WORK REQUIRED:
Substitute "brand-logo" for "tradingview-logo" in the records, starting at the first line of the records and stopping after the line that contains "candle-body: [528, 331, 530, 334]", and reproduce only those lines with nothing else altered.

Extracted records:
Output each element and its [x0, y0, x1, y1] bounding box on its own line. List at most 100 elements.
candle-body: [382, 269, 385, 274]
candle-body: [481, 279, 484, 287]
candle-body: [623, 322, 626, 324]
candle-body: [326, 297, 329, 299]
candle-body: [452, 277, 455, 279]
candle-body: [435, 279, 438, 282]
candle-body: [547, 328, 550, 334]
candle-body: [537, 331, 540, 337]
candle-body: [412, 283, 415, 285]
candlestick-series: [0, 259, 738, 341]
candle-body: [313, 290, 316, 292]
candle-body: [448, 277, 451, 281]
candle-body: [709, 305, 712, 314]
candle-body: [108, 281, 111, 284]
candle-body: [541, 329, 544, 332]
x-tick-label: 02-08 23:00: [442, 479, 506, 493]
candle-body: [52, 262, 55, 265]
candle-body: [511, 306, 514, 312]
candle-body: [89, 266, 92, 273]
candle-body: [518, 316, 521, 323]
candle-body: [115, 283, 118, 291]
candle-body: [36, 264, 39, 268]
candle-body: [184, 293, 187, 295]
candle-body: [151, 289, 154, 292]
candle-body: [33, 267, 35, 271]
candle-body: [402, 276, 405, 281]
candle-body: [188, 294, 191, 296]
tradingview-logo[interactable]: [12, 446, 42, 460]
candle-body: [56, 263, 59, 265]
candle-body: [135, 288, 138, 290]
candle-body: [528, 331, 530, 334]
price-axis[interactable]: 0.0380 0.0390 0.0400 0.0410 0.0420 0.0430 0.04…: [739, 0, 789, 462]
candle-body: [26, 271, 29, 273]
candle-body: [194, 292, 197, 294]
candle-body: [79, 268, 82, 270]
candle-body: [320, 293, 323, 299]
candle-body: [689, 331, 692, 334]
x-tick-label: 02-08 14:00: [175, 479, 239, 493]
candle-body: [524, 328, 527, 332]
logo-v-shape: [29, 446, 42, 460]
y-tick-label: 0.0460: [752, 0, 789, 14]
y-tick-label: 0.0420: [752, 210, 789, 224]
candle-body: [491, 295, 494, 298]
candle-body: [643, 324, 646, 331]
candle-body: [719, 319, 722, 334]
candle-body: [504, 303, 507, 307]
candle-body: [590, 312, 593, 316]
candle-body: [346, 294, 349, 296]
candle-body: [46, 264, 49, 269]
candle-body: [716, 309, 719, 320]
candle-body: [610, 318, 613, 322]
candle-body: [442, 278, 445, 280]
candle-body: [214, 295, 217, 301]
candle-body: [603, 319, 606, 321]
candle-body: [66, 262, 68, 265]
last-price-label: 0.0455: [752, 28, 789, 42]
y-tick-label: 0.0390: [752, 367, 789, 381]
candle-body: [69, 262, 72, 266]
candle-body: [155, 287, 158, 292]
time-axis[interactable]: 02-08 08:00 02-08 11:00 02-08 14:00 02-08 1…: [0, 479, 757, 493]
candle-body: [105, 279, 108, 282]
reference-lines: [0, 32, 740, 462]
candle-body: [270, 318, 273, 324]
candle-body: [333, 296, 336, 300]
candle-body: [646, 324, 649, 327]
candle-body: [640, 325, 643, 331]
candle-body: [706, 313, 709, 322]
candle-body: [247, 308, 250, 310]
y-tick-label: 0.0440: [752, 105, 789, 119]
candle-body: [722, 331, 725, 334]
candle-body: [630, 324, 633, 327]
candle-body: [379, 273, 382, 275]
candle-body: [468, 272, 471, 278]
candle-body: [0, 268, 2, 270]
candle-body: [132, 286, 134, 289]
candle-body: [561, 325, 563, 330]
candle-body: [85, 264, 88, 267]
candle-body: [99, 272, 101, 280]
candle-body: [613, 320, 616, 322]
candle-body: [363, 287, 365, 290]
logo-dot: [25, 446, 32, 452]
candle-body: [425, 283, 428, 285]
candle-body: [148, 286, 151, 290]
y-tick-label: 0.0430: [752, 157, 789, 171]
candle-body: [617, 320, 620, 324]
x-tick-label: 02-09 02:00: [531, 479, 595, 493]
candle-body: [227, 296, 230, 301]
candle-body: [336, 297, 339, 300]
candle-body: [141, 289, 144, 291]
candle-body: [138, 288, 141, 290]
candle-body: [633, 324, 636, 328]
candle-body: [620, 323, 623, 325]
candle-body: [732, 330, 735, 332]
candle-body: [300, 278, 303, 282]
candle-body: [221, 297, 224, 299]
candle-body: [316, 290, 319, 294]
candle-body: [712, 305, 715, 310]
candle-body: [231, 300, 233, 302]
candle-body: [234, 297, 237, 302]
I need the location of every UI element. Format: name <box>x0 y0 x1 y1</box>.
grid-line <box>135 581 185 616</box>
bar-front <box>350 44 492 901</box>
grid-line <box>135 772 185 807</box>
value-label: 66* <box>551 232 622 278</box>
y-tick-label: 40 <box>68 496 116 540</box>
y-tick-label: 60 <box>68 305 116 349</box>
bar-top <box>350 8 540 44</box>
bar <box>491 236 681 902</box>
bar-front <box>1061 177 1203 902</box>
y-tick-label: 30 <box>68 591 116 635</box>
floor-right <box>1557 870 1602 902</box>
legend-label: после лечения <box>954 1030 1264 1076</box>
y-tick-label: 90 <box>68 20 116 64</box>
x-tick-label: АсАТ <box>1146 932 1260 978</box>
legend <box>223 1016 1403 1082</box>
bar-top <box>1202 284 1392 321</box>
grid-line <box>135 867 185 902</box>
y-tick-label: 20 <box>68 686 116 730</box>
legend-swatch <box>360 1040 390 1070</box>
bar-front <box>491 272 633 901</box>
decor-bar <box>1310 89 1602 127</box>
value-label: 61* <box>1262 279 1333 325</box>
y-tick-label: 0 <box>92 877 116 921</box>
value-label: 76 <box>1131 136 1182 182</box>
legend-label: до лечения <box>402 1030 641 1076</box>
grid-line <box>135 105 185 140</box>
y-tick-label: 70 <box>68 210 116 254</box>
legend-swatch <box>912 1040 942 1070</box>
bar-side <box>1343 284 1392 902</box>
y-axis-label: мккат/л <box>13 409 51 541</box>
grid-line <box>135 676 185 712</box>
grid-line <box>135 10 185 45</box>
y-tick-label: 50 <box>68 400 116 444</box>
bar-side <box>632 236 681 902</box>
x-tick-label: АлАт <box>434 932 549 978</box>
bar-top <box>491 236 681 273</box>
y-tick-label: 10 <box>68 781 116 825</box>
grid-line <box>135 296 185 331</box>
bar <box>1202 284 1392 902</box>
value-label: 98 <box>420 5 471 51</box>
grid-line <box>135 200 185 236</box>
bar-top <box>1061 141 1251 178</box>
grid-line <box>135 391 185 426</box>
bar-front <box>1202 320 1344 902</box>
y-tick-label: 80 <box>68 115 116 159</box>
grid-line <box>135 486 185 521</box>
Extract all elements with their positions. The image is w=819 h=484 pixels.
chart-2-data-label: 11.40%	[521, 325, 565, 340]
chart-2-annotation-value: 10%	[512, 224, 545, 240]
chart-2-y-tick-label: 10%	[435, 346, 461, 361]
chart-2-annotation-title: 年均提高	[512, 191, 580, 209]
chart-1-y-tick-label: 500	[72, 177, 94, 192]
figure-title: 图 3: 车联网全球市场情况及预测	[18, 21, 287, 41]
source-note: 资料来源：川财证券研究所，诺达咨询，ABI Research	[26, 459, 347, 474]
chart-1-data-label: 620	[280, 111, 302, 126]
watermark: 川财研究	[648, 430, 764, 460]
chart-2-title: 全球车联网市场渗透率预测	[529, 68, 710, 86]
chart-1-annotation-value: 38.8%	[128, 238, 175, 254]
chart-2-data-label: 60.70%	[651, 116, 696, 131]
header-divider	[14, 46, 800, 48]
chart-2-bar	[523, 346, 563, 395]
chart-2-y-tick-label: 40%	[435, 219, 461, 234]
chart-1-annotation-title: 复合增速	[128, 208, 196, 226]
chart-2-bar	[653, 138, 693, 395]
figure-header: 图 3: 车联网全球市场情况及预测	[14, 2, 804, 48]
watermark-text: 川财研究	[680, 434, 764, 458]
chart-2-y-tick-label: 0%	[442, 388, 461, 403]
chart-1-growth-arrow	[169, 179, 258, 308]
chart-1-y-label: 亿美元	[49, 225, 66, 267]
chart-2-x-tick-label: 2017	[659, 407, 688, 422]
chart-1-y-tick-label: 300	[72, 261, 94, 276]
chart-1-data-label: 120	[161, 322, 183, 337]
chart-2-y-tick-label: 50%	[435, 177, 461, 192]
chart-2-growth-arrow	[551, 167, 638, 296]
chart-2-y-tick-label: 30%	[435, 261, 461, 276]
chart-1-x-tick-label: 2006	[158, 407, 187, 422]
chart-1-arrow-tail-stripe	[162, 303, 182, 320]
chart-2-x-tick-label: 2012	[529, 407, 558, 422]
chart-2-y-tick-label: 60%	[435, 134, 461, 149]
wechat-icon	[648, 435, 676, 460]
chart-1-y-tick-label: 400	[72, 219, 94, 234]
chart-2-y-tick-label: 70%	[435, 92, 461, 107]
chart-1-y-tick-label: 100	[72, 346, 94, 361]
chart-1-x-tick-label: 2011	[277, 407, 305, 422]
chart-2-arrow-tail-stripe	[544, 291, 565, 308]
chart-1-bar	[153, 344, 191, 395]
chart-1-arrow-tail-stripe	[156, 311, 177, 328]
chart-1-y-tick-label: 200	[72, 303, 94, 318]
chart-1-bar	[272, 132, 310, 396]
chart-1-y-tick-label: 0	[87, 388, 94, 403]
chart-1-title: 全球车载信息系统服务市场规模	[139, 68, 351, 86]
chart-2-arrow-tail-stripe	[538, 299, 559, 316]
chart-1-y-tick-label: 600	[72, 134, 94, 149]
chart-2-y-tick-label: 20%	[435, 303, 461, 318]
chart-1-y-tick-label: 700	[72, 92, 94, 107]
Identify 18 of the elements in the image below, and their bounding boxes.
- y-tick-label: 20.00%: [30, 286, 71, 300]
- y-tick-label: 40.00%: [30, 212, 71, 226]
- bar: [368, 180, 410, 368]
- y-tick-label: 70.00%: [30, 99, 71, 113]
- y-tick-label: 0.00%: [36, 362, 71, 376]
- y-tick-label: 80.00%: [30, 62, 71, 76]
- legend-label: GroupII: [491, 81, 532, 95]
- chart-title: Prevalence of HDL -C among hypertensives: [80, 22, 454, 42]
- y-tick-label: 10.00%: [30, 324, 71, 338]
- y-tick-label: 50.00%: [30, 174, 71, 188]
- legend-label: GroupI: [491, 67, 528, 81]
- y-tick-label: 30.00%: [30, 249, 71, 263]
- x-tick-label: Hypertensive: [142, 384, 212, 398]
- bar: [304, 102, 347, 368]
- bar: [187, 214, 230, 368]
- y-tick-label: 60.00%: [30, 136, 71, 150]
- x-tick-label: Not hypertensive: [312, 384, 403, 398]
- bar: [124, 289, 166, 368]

WRITTEN RESPONSE:
Output each element and its [x0, y0, x1, y1] bounding box on its own line. List at most 100 elements.
candle-body: [382, 269, 385, 274]
candle-body: [481, 279, 484, 287]
candle-body: [623, 322, 626, 324]
candle-body: [326, 297, 329, 299]
candle-body: [452, 277, 455, 279]
candle-body: [435, 279, 438, 282]
candle-body: [547, 328, 550, 334]
candle-body: [537, 331, 540, 337]
candle-body: [412, 283, 415, 285]
candlestick-series: [0, 259, 738, 341]
candle-body: [313, 290, 316, 292]
candle-body: [448, 277, 451, 281]
candle-body: [709, 305, 712, 314]
candle-body: [108, 281, 111, 284]
candle-body: [541, 329, 544, 332]
x-tick-label: 02-08 23:00: [442, 479, 506, 493]
candle-body: [52, 262, 55, 265]
candle-body: [511, 306, 514, 312]
candle-body: [89, 266, 92, 273]
candle-body: [518, 316, 521, 323]
candle-body: [115, 283, 118, 291]
candle-body: [36, 264, 39, 268]
candle-body: [184, 293, 187, 295]
candle-body: [151, 289, 154, 292]
candle-body: [33, 267, 35, 271]
candle-body: [402, 276, 405, 281]
candle-body: [188, 294, 191, 296]
brand-logo[interactable]: [12, 446, 42, 460]
candle-body: [56, 263, 59, 265]
candle-body: [135, 288, 138, 290]
candle-body: [528, 331, 530, 334]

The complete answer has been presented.